▸ Required task:
Report back each line of the records that contains the string "menu".

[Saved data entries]

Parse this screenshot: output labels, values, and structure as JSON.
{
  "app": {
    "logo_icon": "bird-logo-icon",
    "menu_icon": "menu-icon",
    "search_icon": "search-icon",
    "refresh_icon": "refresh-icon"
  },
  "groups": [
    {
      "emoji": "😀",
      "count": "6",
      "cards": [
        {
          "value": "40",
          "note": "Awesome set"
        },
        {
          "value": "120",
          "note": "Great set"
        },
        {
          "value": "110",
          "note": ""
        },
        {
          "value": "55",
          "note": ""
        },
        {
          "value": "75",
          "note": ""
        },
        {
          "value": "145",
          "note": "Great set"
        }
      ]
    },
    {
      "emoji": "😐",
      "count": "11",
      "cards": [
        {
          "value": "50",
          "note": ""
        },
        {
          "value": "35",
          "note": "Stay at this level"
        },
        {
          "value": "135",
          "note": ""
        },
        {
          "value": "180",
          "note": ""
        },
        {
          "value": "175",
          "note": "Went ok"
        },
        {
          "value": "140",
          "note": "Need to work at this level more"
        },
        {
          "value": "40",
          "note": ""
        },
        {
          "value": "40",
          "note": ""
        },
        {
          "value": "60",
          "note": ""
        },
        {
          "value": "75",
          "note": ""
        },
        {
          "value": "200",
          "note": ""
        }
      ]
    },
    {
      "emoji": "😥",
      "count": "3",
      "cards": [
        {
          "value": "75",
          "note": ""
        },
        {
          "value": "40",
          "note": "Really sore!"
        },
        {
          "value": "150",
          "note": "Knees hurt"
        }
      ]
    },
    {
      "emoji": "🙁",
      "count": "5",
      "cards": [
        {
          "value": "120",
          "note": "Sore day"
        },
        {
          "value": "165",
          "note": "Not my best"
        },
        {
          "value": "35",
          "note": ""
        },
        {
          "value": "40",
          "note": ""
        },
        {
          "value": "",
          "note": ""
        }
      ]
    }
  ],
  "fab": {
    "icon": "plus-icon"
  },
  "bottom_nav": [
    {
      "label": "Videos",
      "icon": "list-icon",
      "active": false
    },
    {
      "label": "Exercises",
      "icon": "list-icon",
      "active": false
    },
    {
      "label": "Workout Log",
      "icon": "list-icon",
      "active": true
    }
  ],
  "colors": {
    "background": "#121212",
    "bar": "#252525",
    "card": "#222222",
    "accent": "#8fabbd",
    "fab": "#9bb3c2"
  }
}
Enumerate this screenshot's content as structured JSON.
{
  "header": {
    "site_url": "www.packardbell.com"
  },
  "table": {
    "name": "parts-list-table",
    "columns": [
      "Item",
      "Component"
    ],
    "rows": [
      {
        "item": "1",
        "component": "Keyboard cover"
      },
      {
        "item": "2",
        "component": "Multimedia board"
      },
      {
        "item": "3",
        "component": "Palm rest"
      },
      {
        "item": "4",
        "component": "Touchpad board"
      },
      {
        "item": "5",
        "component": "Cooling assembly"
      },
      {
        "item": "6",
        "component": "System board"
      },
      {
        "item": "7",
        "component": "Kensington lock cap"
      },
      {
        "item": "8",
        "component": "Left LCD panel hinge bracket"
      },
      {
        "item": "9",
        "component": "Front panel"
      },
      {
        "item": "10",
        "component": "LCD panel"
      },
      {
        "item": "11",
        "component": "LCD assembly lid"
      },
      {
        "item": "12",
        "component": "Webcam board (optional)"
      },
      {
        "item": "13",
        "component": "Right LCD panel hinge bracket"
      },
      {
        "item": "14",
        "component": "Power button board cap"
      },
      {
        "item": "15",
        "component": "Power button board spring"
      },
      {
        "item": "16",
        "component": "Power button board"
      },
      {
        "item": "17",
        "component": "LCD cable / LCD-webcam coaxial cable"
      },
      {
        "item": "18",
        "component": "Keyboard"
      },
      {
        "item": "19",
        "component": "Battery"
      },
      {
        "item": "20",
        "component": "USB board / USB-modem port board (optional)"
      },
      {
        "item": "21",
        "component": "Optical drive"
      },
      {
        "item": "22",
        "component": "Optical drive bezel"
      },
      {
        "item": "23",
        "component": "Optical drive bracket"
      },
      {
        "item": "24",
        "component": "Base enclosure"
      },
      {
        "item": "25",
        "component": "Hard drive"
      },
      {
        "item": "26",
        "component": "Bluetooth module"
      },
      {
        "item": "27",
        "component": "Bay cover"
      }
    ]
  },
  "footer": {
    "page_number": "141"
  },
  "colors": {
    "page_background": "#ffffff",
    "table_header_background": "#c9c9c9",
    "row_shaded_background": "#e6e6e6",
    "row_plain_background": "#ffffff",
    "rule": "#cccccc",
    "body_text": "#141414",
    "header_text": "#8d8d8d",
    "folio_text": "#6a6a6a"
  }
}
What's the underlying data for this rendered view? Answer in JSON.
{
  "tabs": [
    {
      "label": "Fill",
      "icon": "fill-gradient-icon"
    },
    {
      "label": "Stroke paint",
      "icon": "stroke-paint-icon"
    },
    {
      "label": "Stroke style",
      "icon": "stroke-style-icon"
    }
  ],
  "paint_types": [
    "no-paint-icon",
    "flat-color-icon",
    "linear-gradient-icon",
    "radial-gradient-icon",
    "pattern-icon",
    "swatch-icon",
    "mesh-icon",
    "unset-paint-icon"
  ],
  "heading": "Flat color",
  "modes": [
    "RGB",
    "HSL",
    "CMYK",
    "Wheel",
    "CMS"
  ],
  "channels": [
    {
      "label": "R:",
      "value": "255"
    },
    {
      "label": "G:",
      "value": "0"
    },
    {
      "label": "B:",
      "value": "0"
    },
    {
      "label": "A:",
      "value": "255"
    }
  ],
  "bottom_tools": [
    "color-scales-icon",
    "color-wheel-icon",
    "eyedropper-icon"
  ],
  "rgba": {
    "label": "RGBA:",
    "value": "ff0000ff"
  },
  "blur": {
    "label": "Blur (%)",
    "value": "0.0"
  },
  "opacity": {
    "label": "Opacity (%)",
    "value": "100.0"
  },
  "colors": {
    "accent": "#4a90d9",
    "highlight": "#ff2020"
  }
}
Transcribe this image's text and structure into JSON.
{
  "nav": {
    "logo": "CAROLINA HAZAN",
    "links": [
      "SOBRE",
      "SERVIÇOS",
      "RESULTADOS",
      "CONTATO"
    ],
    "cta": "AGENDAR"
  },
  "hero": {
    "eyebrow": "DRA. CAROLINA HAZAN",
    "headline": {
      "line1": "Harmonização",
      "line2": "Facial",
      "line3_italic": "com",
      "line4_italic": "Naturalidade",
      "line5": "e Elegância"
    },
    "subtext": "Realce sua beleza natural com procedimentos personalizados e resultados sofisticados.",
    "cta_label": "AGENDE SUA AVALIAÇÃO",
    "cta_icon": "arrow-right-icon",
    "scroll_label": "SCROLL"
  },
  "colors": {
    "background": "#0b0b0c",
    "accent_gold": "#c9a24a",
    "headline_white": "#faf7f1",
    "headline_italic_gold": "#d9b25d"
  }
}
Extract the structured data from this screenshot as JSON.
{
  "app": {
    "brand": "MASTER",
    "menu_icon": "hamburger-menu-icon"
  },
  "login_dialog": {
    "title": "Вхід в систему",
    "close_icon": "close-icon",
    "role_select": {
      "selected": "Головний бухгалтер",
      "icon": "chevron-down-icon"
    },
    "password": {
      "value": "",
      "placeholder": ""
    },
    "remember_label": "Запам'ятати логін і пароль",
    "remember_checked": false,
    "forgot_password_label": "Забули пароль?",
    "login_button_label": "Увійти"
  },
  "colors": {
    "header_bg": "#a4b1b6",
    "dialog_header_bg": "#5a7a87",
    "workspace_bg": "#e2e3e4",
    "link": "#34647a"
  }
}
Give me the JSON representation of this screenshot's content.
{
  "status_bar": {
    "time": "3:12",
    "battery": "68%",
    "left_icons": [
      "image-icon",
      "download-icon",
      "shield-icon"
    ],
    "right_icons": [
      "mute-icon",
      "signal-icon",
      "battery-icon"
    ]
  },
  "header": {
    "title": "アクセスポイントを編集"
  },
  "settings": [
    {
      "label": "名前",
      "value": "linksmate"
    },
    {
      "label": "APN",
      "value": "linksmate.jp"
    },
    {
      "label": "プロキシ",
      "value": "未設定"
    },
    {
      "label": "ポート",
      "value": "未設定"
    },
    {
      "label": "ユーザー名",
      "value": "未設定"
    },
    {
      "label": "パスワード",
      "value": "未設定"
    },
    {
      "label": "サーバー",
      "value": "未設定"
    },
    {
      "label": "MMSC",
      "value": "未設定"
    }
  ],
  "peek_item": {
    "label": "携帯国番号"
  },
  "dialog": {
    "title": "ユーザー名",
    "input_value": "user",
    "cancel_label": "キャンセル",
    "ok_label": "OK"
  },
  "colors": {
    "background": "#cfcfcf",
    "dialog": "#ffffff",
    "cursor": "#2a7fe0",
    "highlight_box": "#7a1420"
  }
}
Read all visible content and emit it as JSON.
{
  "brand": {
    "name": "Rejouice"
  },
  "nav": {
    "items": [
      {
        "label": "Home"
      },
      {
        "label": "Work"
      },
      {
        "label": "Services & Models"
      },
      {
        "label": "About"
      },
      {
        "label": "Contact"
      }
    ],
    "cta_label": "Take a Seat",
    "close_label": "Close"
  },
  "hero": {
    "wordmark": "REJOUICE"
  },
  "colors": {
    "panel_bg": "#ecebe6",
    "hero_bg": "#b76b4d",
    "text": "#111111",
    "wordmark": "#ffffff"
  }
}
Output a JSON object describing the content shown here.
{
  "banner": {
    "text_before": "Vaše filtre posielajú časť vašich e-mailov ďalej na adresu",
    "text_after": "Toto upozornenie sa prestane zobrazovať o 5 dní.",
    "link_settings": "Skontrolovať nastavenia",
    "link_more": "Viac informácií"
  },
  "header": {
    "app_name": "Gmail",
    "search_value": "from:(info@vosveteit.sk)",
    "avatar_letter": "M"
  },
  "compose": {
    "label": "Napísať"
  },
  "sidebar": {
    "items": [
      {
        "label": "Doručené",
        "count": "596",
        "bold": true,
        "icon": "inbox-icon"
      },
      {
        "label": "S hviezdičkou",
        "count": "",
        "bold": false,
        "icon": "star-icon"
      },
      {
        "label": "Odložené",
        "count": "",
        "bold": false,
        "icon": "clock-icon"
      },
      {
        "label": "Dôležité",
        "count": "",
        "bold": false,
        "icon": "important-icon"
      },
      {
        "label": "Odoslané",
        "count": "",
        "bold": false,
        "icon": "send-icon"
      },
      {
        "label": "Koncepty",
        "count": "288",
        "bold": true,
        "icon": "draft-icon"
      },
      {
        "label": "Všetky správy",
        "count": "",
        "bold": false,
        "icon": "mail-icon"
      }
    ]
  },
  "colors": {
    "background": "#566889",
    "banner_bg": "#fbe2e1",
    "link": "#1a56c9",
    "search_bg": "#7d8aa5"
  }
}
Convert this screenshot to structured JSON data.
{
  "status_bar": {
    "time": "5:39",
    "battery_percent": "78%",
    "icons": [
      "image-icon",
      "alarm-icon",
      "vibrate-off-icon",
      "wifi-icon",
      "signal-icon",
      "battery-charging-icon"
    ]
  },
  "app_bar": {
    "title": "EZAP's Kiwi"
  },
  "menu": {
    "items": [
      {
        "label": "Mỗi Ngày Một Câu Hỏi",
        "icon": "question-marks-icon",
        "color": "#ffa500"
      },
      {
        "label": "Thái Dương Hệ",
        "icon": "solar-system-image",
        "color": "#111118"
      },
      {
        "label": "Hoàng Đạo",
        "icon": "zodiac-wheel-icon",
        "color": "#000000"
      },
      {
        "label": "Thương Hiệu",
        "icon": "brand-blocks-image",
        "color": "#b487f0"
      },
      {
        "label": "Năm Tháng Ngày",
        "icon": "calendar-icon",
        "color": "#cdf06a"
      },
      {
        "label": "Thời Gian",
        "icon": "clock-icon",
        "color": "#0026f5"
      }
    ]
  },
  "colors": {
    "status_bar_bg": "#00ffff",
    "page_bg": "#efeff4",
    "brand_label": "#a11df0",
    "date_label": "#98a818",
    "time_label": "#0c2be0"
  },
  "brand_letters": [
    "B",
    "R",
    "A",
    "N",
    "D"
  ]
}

▸ Expected answer:
    "menu_icon": "menu-icon",
    "menu_icon": "hamburger-menu-icon"
  "menu": {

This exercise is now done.